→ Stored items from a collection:
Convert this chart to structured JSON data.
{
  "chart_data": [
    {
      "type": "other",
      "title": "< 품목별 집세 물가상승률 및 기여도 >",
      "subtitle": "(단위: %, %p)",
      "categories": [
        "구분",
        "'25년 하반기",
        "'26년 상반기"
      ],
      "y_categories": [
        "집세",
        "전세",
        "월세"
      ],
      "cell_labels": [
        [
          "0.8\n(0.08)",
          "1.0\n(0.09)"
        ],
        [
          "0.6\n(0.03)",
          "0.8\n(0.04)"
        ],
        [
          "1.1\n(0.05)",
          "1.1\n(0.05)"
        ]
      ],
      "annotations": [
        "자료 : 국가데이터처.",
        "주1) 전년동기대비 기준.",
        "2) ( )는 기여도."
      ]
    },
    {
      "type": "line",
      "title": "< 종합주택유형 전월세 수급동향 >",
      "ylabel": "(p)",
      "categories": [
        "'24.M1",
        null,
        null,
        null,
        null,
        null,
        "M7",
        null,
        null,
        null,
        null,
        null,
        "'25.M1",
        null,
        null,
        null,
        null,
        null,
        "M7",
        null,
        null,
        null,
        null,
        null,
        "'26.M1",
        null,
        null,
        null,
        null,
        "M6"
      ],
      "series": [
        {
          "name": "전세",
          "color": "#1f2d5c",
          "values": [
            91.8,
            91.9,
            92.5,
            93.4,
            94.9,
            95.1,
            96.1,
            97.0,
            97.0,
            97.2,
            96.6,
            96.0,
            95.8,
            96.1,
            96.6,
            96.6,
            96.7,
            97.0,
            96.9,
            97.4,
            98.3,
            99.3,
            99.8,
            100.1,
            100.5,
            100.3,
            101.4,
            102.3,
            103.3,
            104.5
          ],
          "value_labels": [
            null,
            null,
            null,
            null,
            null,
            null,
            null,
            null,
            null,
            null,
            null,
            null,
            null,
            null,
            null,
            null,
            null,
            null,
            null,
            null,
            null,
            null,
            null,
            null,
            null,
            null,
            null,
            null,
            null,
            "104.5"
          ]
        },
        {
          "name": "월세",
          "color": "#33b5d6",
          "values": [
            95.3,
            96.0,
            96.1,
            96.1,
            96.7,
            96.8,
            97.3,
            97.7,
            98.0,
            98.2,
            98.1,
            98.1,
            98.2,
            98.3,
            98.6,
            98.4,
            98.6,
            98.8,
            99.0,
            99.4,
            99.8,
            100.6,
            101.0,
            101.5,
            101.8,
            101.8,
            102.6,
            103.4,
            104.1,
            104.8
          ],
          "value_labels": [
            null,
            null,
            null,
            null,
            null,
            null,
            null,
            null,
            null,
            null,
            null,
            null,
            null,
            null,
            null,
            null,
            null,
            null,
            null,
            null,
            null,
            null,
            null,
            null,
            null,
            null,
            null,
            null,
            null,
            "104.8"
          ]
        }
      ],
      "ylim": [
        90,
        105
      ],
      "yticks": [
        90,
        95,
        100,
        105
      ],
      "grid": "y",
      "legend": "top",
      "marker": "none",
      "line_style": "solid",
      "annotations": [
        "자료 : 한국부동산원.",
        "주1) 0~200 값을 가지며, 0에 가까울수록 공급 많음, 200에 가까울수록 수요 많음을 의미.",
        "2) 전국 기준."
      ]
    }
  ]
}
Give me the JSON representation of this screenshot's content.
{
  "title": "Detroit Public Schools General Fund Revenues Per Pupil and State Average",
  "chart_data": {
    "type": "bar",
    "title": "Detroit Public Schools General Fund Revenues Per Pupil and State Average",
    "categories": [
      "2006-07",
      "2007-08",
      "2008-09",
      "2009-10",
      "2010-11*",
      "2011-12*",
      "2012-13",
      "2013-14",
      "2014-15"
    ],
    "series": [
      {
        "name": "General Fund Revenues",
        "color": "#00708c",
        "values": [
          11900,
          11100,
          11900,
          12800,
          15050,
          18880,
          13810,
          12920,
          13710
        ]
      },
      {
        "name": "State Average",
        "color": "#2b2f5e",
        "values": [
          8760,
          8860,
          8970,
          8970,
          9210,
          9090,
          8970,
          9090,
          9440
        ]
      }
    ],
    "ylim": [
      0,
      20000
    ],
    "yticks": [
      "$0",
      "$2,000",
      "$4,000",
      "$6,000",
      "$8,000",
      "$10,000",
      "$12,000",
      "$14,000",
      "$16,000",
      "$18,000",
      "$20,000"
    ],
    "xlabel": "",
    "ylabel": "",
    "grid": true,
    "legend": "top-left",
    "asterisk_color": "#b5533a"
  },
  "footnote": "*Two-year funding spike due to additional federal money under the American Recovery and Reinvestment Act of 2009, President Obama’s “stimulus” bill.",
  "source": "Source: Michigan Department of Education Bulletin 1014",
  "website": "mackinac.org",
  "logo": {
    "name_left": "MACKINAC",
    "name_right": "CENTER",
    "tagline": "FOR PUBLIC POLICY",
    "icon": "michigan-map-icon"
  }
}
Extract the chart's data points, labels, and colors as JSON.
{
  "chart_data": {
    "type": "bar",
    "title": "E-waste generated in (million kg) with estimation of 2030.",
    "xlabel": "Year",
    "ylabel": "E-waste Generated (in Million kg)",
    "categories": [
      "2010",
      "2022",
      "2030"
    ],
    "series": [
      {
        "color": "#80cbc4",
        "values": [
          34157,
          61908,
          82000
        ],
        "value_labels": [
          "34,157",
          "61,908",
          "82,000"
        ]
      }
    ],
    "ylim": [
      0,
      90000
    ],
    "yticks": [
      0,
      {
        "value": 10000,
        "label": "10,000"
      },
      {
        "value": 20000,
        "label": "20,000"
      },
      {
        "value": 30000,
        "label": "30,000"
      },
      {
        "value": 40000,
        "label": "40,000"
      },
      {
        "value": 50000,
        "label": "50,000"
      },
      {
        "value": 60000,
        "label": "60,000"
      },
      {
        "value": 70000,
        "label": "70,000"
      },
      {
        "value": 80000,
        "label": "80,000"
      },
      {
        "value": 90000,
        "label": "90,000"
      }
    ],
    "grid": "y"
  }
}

→ What to work on: Give back all the data exactly as written.

→ Correct output:
Convert this chart to structured JSON data.
{
  "chart_data": [
    {
      "type": "other",
      "title": "< 품목별 집세 물가상승률 및 기여도 >",
      "subtitle": "(단위: %, %p)",
      "categories": [
        "구분",
        "'25년 하반기",
        "'26년 상반기"
      ],
      "y_categories": [
        "집세",
        "전세",
        "월세"
      ],
      "cell_labels": [
        [
          "0.8\n(0.08)",
          "1.0\n(0.09)"
        ],
        [
          "0.6\n(0.03)",
          "0.8\n(0.04)"
        ],
        [
          "1.1\n(0.05)",
          "1.1\n(0.05)"
        ]
      ],
      "annotations": [
        "자료 : 국가데이터처.",
        "주1) 전년동기대비 기준.",
        "2) ( )는 기여도."
      ]
    },
    {
      "type": "line",
      "title": "< 종합주택유형 전월세 수급동향 >",
      "ylabel": "(p)",
      "categories": [
        "'24.M1",
        null,
        null,
        null,
        null,
        null,
        "M7",
        null,
        null,
        null,
        null,
        null,
        "'25.M1",
        null,
        null,
        null,
        null,
        null,
        "M7",
        null,
        null,
        null,
        null,
        null,
        "'26.M1",
        null,
        null,
        null,
        null,
        "M6"
      ],
      "series": [
        {
          "name": "전세",
          "color": "#1f2d5c",
          "values": [
            91.8,
            91.9,
            92.5,
            93.4,
            94.9,
            95.1,
            96.1,
            97.0,
            97.0,
            97.2,
            96.6,
            96.0,
            95.8,
            96.1,
            96.6,
            96.6,
            96.7,
            97.0,
            96.9,
            97.4,
            98.3,
            99.3,
            99.8,
            100.1,
            100.5,
            100.3,
            101.4,
            102.3,
            103.3,
            104.5
          ],
          "value_labels": [
            null,
            null,
            null,
            null,
            null,
            null,
            null,
            null,
            null,
            null,
            null,
            null,
            null,
            null,
            null,
            null,
            null,
            null,
            null,
            null,
            null,
            null,
            null,
            null,
            null,
            null,
            null,
            null,
            null,
            "104.5"
          ]
        },
        {
          "name": "월세",
          "color": "#33b5d6",
          "values": [
            95.3,
            96.0,
            96.1,
            96.1,
            96.7,
            96.8,
            97.3,
            97.7,
            98.0,
            98.2,
            98.1,
            98.1,
            98.2,
            98.3,
            98.6,
            98.4,
            98.6,
            98.8,
            99.0,
            99.4,
            99.8,
            100.6,
            101.0,
            101.5,
            101.8,
            101.8,
            102.6,
            103.4,
            104.1,
            104.8
          ],
          "value_labels": [
            null,
            null,
            null,
            null,
            null,
            null,
            null,
            null,
            null,
            null,
            null,
            null,
            null,
            null,
            null,
            null,
            null,
            null,
            null,
            null,
            null,
            null,
            null,
            null,
            null,
            null,
            null,
            null,
            null,
            "104.8"
          ]
        }
      ],
      "ylim": [
        90,
        105
      ],
      "yticks": [
        90,
        95,
        100,
        105
      ],
      "grid": "y",
      "legend": "top",
      "marker": "none",
      "line_style": "solid",
      "annotations": [
        "자료 : 한국부동산원.",
        "주1) 0~200 값을 가지며, 0에 가까울수록 공급 많음, 200에 가까울수록 수요 많음을 의미.",
        "2) 전국 기준."
      ]
    }
  ]
}
Give me the JSON representation of this screenshot's content.
{
  "title": "Detroit Public Schools General Fund Revenues Per Pupil and State Average",
  "chart_data": {
    "type": "bar",
    "title": "Detroit Public Schools General Fund Revenues Per Pupil and State Average",
    "categories": [
      "2006-07",
      "2007-08",
      "2008-09",
      "2009-10",
      "2010-11*",
      "2011-12*",
      "2012-13",
      "2013-14",
      "2014-15"
    ],
    "series": [
      {
        "name": "General Fund Revenues",
        "color": "#00708c",
        "values": [
          11900,
          11100,
          11900,
          12800,
          15050,
          18880,
          13810,
          12920,
          13710
        ]
      },
      {
        "name": "State Average",
        "color": "#2b2f5e",
        "values": [
          8760,
          8860,
          8970,
          8970,
          9210,
          9090,
          8970,
          9090,
          9440
        ]
      }
    ],
    "ylim": [
      0,
      20000
    ],
    "yticks": [
      "$0",
      "$2,000",
      "$4,000",
      "$6,000",
      "$8,000",
      "$10,000",
      "$12,000",
      "$14,000",
      "$16,000",
      "$18,000",
      "$20,000"
    ],
    "xlabel": "",
    "ylabel": "",
    "grid": true,
    "legend": "top-left",
    "asterisk_color": "#b5533a"
  },
  "footnote": "*Two-year funding spike due to additional federal money under the American Recovery and Reinvestment Act of 2009, President Obama’s “stimulus” bill.",
  "source": "Source: Michigan Department of Education Bulletin 1014",
  "website": "mackinac.org",
  "logo": {
    "name_left": "MACKINAC",
    "name_right": "CENTER",
    "tagline": "FOR PUBLIC POLICY",
    "icon": "michigan-map-icon"
  }
}
Extract the chart's data points, labels, and colors as JSON.
{
  "chart_data": {
    "type": "bar",
    "title": "E-waste generated in (million kg) with estimation of 2030.",
    "xlabel": "Year",
    "ylabel": "E-waste Generated (in Million kg)",
    "categories": [
      "2010",
      "2022",
      "2030"
    ],
    "series": [
      {
        "color": "#80cbc4",
        "values": [
          34157,
          61908,
          82000
        ],
        "value_labels": [
          "34,157",
          "61,908",
          "82,000"
        ]
      }
    ],
    "ylim": [
      0,
      90000
    ],
    "yticks": [
      0,
      {
        "value": 10000,
        "label": "10,000"
      },
      {
        "value": 20000,
        "label": "20,000"
      },
      {
        "value": 30000,
        "label": "30,000"
      },
      {
        "value": 40000,
        "label": "40,000"
      },
      {
        "value": 50000,
        "label": "50,000"
      },
      {
        "value": 60000,
        "label": "60,000"
      },
      {
        "value": 70000,
        "label": "70,000"
      },
      {
        "value": 80000,
        "label": "80,000"
      },
      {
        "value": 90000,
        "label": "90,000"
      }
    ],
    "grid": "y"
  }
}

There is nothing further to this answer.